What is expected:
Each entry has to be copied exactly, with nothing missed.

Provided material:

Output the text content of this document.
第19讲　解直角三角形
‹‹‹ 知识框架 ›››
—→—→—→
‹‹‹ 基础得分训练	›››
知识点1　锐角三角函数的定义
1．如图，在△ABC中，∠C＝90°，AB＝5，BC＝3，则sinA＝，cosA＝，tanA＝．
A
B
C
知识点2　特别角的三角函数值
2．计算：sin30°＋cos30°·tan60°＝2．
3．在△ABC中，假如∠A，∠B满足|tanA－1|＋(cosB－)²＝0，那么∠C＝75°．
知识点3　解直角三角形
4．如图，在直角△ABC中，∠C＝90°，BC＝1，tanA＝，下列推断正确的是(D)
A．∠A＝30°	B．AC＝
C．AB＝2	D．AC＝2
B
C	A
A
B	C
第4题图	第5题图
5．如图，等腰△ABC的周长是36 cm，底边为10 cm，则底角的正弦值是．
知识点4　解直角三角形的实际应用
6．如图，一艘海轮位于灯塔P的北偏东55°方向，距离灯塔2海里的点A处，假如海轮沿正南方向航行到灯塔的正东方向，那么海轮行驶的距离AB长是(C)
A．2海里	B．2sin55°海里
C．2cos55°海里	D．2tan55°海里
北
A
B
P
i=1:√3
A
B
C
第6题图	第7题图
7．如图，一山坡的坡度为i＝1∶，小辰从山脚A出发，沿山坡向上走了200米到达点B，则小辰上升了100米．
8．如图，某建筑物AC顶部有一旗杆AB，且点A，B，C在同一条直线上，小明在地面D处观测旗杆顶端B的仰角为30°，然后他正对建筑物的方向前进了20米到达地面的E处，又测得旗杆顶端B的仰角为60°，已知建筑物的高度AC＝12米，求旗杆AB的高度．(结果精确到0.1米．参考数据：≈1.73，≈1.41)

Full output:
Output the text content of this document.
第19讲　解直角三角形
‹‹‹ 知识框架 ›››
—→—→—→
‹‹‹ 基础得分训练	›››
知识点1　锐角三角函数的定义
1．如图，在△ABC中，∠C＝90°，AB＝5，BC＝3，则sinA＝，cosA＝，tanA＝．
A
B
C
知识点2　特别角的三角函数值
2．计算：sin30°＋cos30°·tan60°＝2．
3．在△ABC中，假如∠A，∠B满足|tanA－1|＋(cosB－)²＝0，那么∠C＝75°．
知识点3　解直角三角形
4．如图，在直角△ABC中，∠C＝90°，BC＝1，tanA＝，下列推断正确的是(D)
A．∠A＝30°	B．AC＝
C．AB＝2	D．AC＝2
B
C	A
A
B	C
第4题图	第5题图
5．如图，等腰△ABC的周长是36 cm，底边为10 cm，则底角的正弦值是．
知识点4　解直角三角形的实际应用
6．如图，一艘海轮位于灯塔P的北偏东55°方向，距离灯塔2海里的点A处，假如海轮沿正南方向航行到灯塔的正东方向，那么海轮行驶的距离AB长是(C)
A．2海里	B．2sin55°海里
C．2cos55°海里	D．2tan55°海里
北
A
B
P
i=1:√3
A
B
C
第6题图	第7题图
7．如图，一山坡的坡度为i＝1∶，小辰从山脚A出发，沿山坡向上走了200米到达点B，则小辰上升了100米．
8．如图，某建筑物AC顶部有一旗杆AB，且点A，B，C在同一条直线上，小明在地面D处观测旗杆顶端B的仰角为30°，然后他正对建筑物的方向前进了20米到达地面的E处，又测得旗杆顶端B的仰角为60°，已知建筑物的高度AC＝12米，求旗杆AB的高度．(结果精确到0.1米．参考数据：≈1.73，≈1.41)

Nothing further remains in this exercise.